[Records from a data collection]
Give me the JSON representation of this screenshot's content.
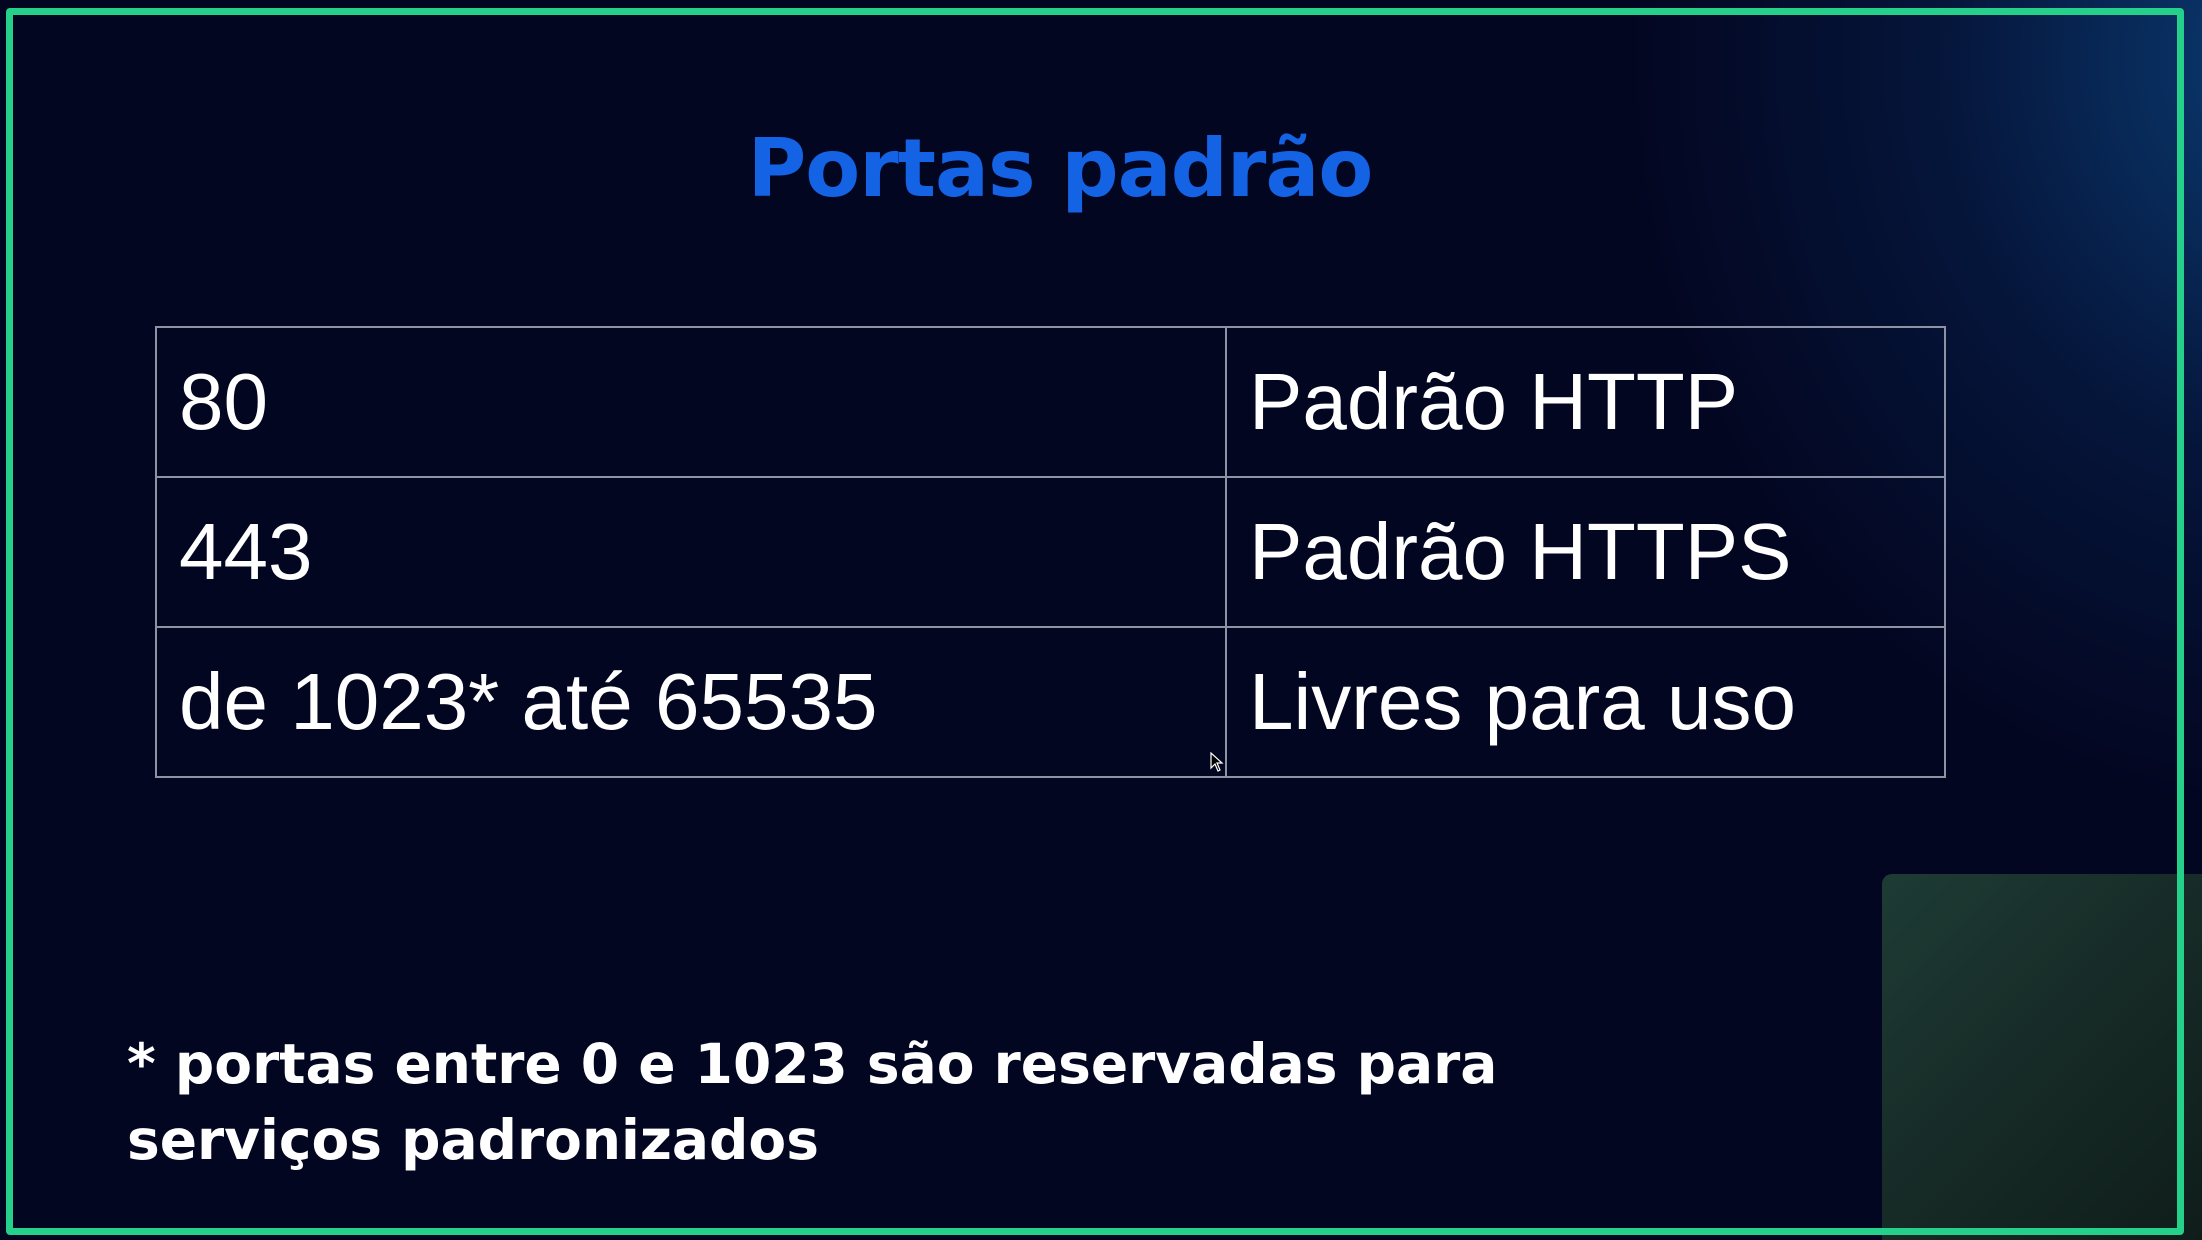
{
  "slide": {
    "title": "Portas padrão",
    "rows": [
      {
        "port": "80",
        "description": "Padrão HTTP"
      },
      {
        "port": "443",
        "description": "Padrão HTTPS"
      },
      {
        "port": "de 1023* até 65535",
        "description": "Livres para uso"
      }
    ],
    "footnote_line1": "* portas entre 0 e 1023 são reservadas para",
    "footnote_line2": "serviços padronizados"
  },
  "colors": {
    "background": "#030621",
    "frame_border": "#25d08a",
    "title": "#1463e4",
    "text": "#ffffff",
    "table_border": "#8d93a3"
  }
}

WRITTEN REQUEST
Every line that holds the word "description" should be extracted.

THE ANSWER
        "description": "Padrão HTTP"
        "description": "Padrão HTTPS"
        "description": "Livres para uso"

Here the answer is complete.